Pick out every line holding the string "Power" and copy it.
>> START DATA ROWS
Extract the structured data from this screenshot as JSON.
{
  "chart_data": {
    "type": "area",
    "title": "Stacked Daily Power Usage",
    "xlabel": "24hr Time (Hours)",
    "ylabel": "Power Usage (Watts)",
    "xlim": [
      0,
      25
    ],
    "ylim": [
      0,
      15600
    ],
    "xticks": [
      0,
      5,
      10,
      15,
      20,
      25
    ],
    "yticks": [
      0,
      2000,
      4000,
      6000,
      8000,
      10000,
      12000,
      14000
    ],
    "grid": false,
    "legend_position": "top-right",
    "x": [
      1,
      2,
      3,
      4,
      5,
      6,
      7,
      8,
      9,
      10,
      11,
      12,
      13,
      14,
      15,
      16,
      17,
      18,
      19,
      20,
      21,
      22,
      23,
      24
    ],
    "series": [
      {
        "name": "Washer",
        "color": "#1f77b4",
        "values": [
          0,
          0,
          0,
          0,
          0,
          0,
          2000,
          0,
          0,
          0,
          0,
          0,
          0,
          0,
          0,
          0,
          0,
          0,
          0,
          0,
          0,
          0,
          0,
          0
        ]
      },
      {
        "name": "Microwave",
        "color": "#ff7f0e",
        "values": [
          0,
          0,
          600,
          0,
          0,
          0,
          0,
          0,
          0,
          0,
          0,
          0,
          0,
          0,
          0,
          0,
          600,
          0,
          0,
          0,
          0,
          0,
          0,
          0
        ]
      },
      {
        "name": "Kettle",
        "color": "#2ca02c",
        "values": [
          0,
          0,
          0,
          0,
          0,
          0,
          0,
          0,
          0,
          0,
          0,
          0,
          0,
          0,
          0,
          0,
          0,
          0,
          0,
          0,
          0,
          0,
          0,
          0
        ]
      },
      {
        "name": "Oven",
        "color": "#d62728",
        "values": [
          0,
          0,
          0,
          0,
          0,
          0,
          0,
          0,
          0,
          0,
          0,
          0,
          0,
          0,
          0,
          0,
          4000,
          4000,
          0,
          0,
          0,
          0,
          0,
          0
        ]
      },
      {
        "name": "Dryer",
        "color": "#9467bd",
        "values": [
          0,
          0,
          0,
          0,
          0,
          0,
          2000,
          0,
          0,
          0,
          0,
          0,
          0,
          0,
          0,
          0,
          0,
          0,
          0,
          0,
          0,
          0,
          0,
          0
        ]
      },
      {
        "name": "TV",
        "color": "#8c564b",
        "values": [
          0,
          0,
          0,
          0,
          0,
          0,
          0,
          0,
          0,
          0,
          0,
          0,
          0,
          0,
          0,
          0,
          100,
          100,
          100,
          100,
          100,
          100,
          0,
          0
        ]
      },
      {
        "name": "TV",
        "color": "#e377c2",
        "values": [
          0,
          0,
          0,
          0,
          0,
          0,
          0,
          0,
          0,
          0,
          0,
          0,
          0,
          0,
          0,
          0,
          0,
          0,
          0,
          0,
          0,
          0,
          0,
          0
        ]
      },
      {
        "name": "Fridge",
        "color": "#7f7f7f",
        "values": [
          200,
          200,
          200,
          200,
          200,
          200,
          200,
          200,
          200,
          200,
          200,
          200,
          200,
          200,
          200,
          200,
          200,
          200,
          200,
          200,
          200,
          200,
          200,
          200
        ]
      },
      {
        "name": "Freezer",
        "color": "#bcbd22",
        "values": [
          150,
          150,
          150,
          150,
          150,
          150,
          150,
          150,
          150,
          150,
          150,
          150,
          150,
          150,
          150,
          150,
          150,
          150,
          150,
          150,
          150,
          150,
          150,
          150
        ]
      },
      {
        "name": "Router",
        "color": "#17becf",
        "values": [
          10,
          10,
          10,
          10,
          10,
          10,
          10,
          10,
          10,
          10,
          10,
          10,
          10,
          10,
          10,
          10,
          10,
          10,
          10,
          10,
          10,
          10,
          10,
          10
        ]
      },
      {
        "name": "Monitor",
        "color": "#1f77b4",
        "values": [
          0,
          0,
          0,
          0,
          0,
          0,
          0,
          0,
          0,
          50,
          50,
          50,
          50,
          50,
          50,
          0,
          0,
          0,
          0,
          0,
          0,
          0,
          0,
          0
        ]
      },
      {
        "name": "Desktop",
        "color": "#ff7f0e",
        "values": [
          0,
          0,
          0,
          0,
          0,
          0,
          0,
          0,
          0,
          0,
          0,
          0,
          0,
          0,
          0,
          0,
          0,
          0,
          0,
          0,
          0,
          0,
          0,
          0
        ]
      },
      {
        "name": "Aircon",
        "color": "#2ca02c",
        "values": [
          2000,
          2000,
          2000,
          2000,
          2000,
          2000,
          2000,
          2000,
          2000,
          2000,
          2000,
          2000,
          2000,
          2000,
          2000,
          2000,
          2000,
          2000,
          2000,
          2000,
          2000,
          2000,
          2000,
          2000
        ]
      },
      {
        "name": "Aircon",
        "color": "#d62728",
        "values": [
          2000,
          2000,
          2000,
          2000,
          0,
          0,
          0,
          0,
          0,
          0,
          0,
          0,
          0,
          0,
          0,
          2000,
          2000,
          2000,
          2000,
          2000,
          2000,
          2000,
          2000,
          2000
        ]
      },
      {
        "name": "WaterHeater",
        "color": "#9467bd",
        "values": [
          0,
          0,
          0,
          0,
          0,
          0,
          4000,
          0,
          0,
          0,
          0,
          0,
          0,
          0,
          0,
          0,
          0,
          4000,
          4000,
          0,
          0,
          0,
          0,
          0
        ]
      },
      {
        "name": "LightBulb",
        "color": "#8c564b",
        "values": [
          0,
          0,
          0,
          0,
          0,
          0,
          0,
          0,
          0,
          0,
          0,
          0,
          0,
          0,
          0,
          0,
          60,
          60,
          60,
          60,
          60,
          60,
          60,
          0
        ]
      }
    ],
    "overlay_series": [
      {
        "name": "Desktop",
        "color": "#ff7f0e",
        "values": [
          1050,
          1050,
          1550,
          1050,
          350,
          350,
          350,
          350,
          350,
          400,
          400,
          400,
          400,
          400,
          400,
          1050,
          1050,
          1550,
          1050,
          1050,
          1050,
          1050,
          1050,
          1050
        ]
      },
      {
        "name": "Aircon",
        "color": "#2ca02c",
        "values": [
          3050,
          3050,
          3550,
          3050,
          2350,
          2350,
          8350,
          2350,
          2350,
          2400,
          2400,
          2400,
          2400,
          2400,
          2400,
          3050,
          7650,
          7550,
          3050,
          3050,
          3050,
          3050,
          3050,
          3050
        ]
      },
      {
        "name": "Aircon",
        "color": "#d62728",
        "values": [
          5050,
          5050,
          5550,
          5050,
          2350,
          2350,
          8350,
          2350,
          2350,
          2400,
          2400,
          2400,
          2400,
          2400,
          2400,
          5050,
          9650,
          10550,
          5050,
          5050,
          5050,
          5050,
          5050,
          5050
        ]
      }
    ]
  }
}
>> END DATA ROWS
→ **THE RESULT**:
    "title": "Stacked Daily Power Usage",
    "ylabel": "Power Usage (Watts)",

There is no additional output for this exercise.